_Listed entries_
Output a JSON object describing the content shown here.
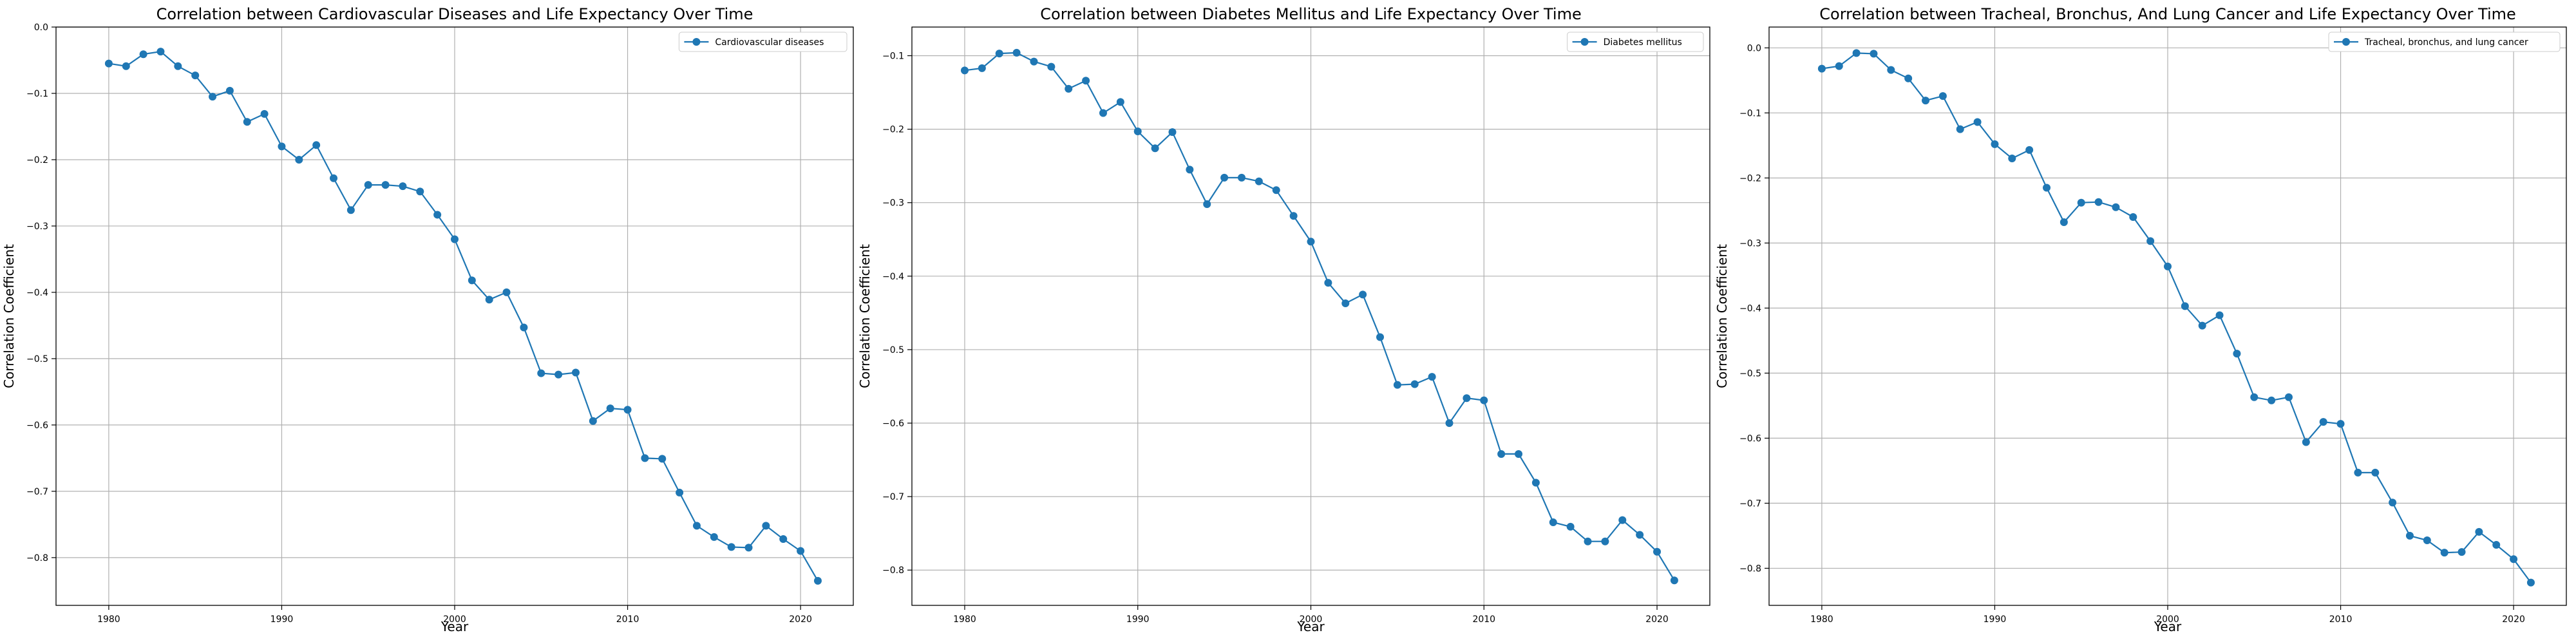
{
  "chart_data": [
    {
      "type": "line",
      "title": "Correlation between Cardiovascular Diseases and Life Expectancy Over Time",
      "xlabel": "Year",
      "ylabel": "Correlation Coefficient",
      "legend_position": "top-right",
      "grid": true,
      "color": "#1f77b4",
      "marker": "circle",
      "xlim": [
        1976.95,
        2023.05
      ],
      "ylim": [
        -0.872,
        0.0
      ],
      "xticks": [
        1980,
        1990,
        2000,
        2010,
        2020
      ],
      "yticks": [
        0.0,
        -0.1,
        -0.2,
        -0.3,
        -0.4,
        -0.5,
        -0.6,
        -0.7,
        -0.8
      ],
      "xtick_labels": [
        "1980",
        "1990",
        "2000",
        "2010",
        "2020"
      ],
      "ytick_labels": [
        "0.0",
        "−0.1",
        "−0.2",
        "−0.3",
        "−0.4",
        "−0.5",
        "−0.6",
        "−0.7",
        "−0.8"
      ],
      "series": [
        {
          "name": "Cardiovascular diseases",
          "x": [
            1980,
            1981,
            1982,
            1983,
            1984,
            1985,
            1986,
            1987,
            1988,
            1989,
            1990,
            1991,
            1992,
            1993,
            1994,
            1995,
            1996,
            1997,
            1998,
            1999,
            2000,
            2001,
            2002,
            2003,
            2004,
            2005,
            2006,
            2007,
            2008,
            2009,
            2010,
            2011,
            2012,
            2013,
            2014,
            2015,
            2016,
            2017,
            2018,
            2019,
            2020,
            2021
          ],
          "y": [
            -0.055,
            -0.059,
            -0.041,
            -0.037,
            -0.059,
            -0.073,
            -0.105,
            -0.096,
            -0.143,
            -0.131,
            -0.18,
            -0.2,
            -0.178,
            -0.228,
            -0.276,
            -0.238,
            -0.238,
            -0.24,
            -0.248,
            -0.283,
            -0.32,
            -0.382,
            -0.411,
            -0.4,
            -0.453,
            -0.522,
            -0.524,
            -0.521,
            -0.594,
            -0.575,
            -0.577,
            -0.65,
            -0.651,
            -0.702,
            -0.752,
            -0.769,
            -0.784,
            -0.785,
            -0.752,
            -0.772,
            -0.79,
            -0.835
          ]
        }
      ]
    },
    {
      "type": "line",
      "title": "Correlation between Diabetes Mellitus and Life Expectancy Over Time",
      "xlabel": "Year",
      "ylabel": "Correlation Coefficient",
      "legend_position": "top-right",
      "grid": true,
      "color": "#1f77b4",
      "marker": "circle",
      "xlim": [
        1976.95,
        2023.05
      ],
      "ylim": [
        -0.848,
        -0.061
      ],
      "xticks": [
        1980,
        1990,
        2000,
        2010,
        2020
      ],
      "yticks": [
        -0.1,
        -0.2,
        -0.3,
        -0.4,
        -0.5,
        -0.6,
        -0.7,
        -0.8
      ],
      "xtick_labels": [
        "1980",
        "1990",
        "2000",
        "2010",
        "2020"
      ],
      "ytick_labels": [
        "−0.1",
        "−0.2",
        "−0.3",
        "−0.4",
        "−0.5",
        "−0.6",
        "−0.7",
        "−0.8"
      ],
      "series": [
        {
          "name": "Diabetes mellitus",
          "x": [
            1980,
            1981,
            1982,
            1983,
            1984,
            1985,
            1986,
            1987,
            1988,
            1989,
            1990,
            1991,
            1992,
            1993,
            1994,
            1995,
            1996,
            1997,
            1998,
            1999,
            2000,
            2001,
            2002,
            2003,
            2004,
            2005,
            2006,
            2007,
            2008,
            2009,
            2010,
            2011,
            2012,
            2013,
            2014,
            2015,
            2016,
            2017,
            2018,
            2019,
            2020,
            2021
          ],
          "y": [
            -0.12,
            -0.117,
            -0.097,
            -0.096,
            -0.108,
            -0.115,
            -0.145,
            -0.134,
            -0.178,
            -0.163,
            -0.203,
            -0.226,
            -0.204,
            -0.255,
            -0.302,
            -0.266,
            -0.266,
            -0.271,
            -0.283,
            -0.318,
            -0.353,
            -0.409,
            -0.437,
            -0.425,
            -0.483,
            -0.548,
            -0.547,
            -0.537,
            -0.6,
            -0.566,
            -0.569,
            -0.642,
            -0.642,
            -0.681,
            -0.735,
            -0.741,
            -0.761,
            -0.761,
            -0.732,
            -0.752,
            -0.775,
            -0.814
          ]
        }
      ]
    },
    {
      "type": "line",
      "title": "Correlation between Tracheal, Bronchus, And Lung Cancer and Life Expectancy Over Time",
      "xlabel": "Year",
      "ylabel": "Correlation Coefficient",
      "legend_position": "top-right",
      "grid": true,
      "color": "#1f77b4",
      "marker": "circle",
      "xlim": [
        1976.95,
        2023.05
      ],
      "ylim": [
        -0.857,
        0.032
      ],
      "xticks": [
        1980,
        1990,
        2000,
        2010,
        2020
      ],
      "yticks": [
        0.0,
        -0.1,
        -0.2,
        -0.3,
        -0.4,
        -0.5,
        -0.6,
        -0.7,
        -0.8
      ],
      "xtick_labels": [
        "1980",
        "1990",
        "2000",
        "2010",
        "2020"
      ],
      "ytick_labels": [
        "0.0",
        "−0.1",
        "−0.2",
        "−0.3",
        "−0.4",
        "−0.5",
        "−0.6",
        "−0.7",
        "−0.8"
      ],
      "series": [
        {
          "name": "Tracheal, bronchus, and lung cancer",
          "x": [
            1980,
            1981,
            1982,
            1983,
            1984,
            1985,
            1986,
            1987,
            1988,
            1989,
            1990,
            1991,
            1992,
            1993,
            1994,
            1995,
            1996,
            1997,
            1998,
            1999,
            2000,
            2001,
            2002,
            2003,
            2004,
            2005,
            2006,
            2007,
            2008,
            2009,
            2010,
            2011,
            2012,
            2013,
            2014,
            2015,
            2016,
            2017,
            2018,
            2019,
            2020,
            2021
          ],
          "y": [
            -0.032,
            -0.028,
            -0.008,
            -0.009,
            -0.034,
            -0.047,
            -0.081,
            -0.074,
            -0.125,
            -0.114,
            -0.148,
            -0.17,
            -0.157,
            -0.215,
            -0.268,
            -0.238,
            -0.237,
            -0.245,
            -0.26,
            -0.297,
            -0.336,
            -0.397,
            -0.427,
            -0.411,
            -0.47,
            -0.537,
            -0.542,
            -0.537,
            -0.606,
            -0.575,
            -0.578,
            -0.653,
            -0.653,
            -0.699,
            -0.75,
            -0.757,
            -0.776,
            -0.775,
            -0.744,
            -0.764,
            -0.786,
            -0.822
          ]
        }
      ]
    }
  ]
}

_Given request_
Each entry above is to be written out again unchanged, apart from the pictures, which are left out.

_Solution below_
Output a JSON object describing the content shown here.
{
  "chart_data": [
    {
      "type": "line",
      "title": "Correlation between Cardiovascular Diseases and Life Expectancy Over Time",
      "xlabel": "Year",
      "ylabel": "Correlation Coefficient",
      "legend_position": "top-right",
      "grid": true,
      "color": "#1f77b4",
      "marker": "circle",
      "xlim": [
        1976.95,
        2023.05
      ],
      "ylim": [
        -0.872,
        0.0
      ],
      "xticks": [
        1980,
        1990,
        2000,
        2010,
        2020
      ],
      "yticks": [
        0.0,
        -0.1,
        -0.2,
        -0.3,
        -0.4,
        -0.5,
        -0.6,
        -0.7,
        -0.8
      ],
      "xtick_labels": [
        "1980",
        "1990",
        "2000",
        "2010",
        "2020"
      ],
      "ytick_labels": [
        "0.0",
        "−0.1",
        "−0.2",
        "−0.3",
        "−0.4",
        "−0.5",
        "−0.6",
        "−0.7",
        "−0.8"
      ],
      "series": [
        {
          "name": "Cardiovascular diseases",
          "x": [
            1980,
            1981,
            1982,
            1983,
            1984,
            1985,
            1986,
            1987,
            1988,
            1989,
            1990,
            1991,
            1992,
            1993,
            1994,
            1995,
            1996,
            1997,
            1998,
            1999,
            2000,
            2001,
            2002,
            2003,
            2004,
            2005,
            2006,
            2007,
            2008,
            2009,
            2010,
            2011,
            2012,
            2013,
            2014,
            2015,
            2016,
            2017,
            2018,
            2019,
            2020,
            2021
          ],
          "y": [
            -0.055,
            -0.059,
            -0.041,
            -0.037,
            -0.059,
            -0.073,
            -0.105,
            -0.096,
            -0.143,
            -0.131,
            -0.18,
            -0.2,
            -0.178,
            -0.228,
            -0.276,
            -0.238,
            -0.238,
            -0.24,
            -0.248,
            -0.283,
            -0.32,
            -0.382,
            -0.411,
            -0.4,
            -0.453,
            -0.522,
            -0.524,
            -0.521,
            -0.594,
            -0.575,
            -0.577,
            -0.65,
            -0.651,
            -0.702,
            -0.752,
            -0.769,
            -0.784,
            -0.785,
            -0.752,
            -0.772,
            -0.79,
            -0.835
          ]
        }
      ]
    },
    {
      "type": "line",
      "title": "Correlation between Diabetes Mellitus and Life Expectancy Over Time",
      "xlabel": "Year",
      "ylabel": "Correlation Coefficient",
      "legend_position": "top-right",
      "grid": true,
      "color": "#1f77b4",
      "marker": "circle",
      "xlim": [
        1976.95,
        2023.05
      ],
      "ylim": [
        -0.848,
        -0.061
      ],
      "xticks": [
        1980,
        1990,
        2000,
        2010,
        2020
      ],
      "yticks": [
        -0.1,
        -0.2,
        -0.3,
        -0.4,
        -0.5,
        -0.6,
        -0.7,
        -0.8
      ],
      "xtick_labels": [
        "1980",
        "1990",
        "2000",
        "2010",
        "2020"
      ],
      "ytick_labels": [
        "−0.1",
        "−0.2",
        "−0.3",
        "−0.4",
        "−0.5",
        "−0.6",
        "−0.7",
        "−0.8"
      ],
      "series": [
        {
          "name": "Diabetes mellitus",
          "x": [
            1980,
            1981,
            1982,
            1983,
            1984,
            1985,
            1986,
            1987,
            1988,
            1989,
            1990,
            1991,
            1992,
            1993,
            1994,
            1995,
            1996,
            1997,
            1998,
            1999,
            2000,
            2001,
            2002,
            2003,
            2004,
            2005,
            2006,
            2007,
            2008,
            2009,
            2010,
            2011,
            2012,
            2013,
            2014,
            2015,
            2016,
            2017,
            2018,
            2019,
            2020,
            2021
          ],
          "y": [
            -0.12,
            -0.117,
            -0.097,
            -0.096,
            -0.108,
            -0.115,
            -0.145,
            -0.134,
            -0.178,
            -0.163,
            -0.203,
            -0.226,
            -0.204,
            -0.255,
            -0.302,
            -0.266,
            -0.266,
            -0.271,
            -0.283,
            -0.318,
            -0.353,
            -0.409,
            -0.437,
            -0.425,
            -0.483,
            -0.548,
            -0.547,
            -0.537,
            -0.6,
            -0.566,
            -0.569,
            -0.642,
            -0.642,
            -0.681,
            -0.735,
            -0.741,
            -0.761,
            -0.761,
            -0.732,
            -0.752,
            -0.775,
            -0.814
          ]
        }
      ]
    },
    {
      "type": "line",
      "title": "Correlation between Tracheal, Bronchus, And Lung Cancer and Life Expectancy Over Time",
      "xlabel": "Year",
      "ylabel": "Correlation Coefficient",
      "legend_position": "top-right",
      "grid": true,
      "color": "#1f77b4",
      "marker": "circle",
      "xlim": [
        1976.95,
        2023.05
      ],
      "ylim": [
        -0.857,
        0.032
      ],
      "xticks": [
        1980,
        1990,
        2000,
        2010,
        2020
      ],
      "yticks": [
        0.0,
        -0.1,
        -0.2,
        -0.3,
        -0.4,
        -0.5,
        -0.6,
        -0.7,
        -0.8
      ],
      "xtick_labels": [
        "1980",
        "1990",
        "2000",
        "2010",
        "2020"
      ],
      "ytick_labels": [
        "0.0",
        "−0.1",
        "−0.2",
        "−0.3",
        "−0.4",
        "−0.5",
        "−0.6",
        "−0.7",
        "−0.8"
      ],
      "series": [
        {
          "name": "Tracheal, bronchus, and lung cancer",
          "x": [
            1980,
            1981,
            1982,
            1983,
            1984,
            1985,
            1986,
            1987,
            1988,
            1989,
            1990,
            1991,
            1992,
            1993,
            1994,
            1995,
            1996,
            1997,
            1998,
            1999,
            2000,
            2001,
            2002,
            2003,
            2004,
            2005,
            2006,
            2007,
            2008,
            2009,
            2010,
            2011,
            2012,
            2013,
            2014,
            2015,
            2016,
            2017,
            2018,
            2019,
            2020,
            2021
          ],
          "y": [
            -0.032,
            -0.028,
            -0.008,
            -0.009,
            -0.034,
            -0.047,
            -0.081,
            -0.074,
            -0.125,
            -0.114,
            -0.148,
            -0.17,
            -0.157,
            -0.215,
            -0.268,
            -0.238,
            -0.237,
            -0.245,
            -0.26,
            -0.297,
            -0.336,
            -0.397,
            -0.427,
            -0.411,
            -0.47,
            -0.537,
            -0.542,
            -0.537,
            -0.606,
            -0.575,
            -0.578,
            -0.653,
            -0.653,
            -0.699,
            -0.75,
            -0.757,
            -0.776,
            -0.775,
            -0.744,
            -0.764,
            -0.786,
            -0.822
          ]
        }
      ]
    }
  ]
}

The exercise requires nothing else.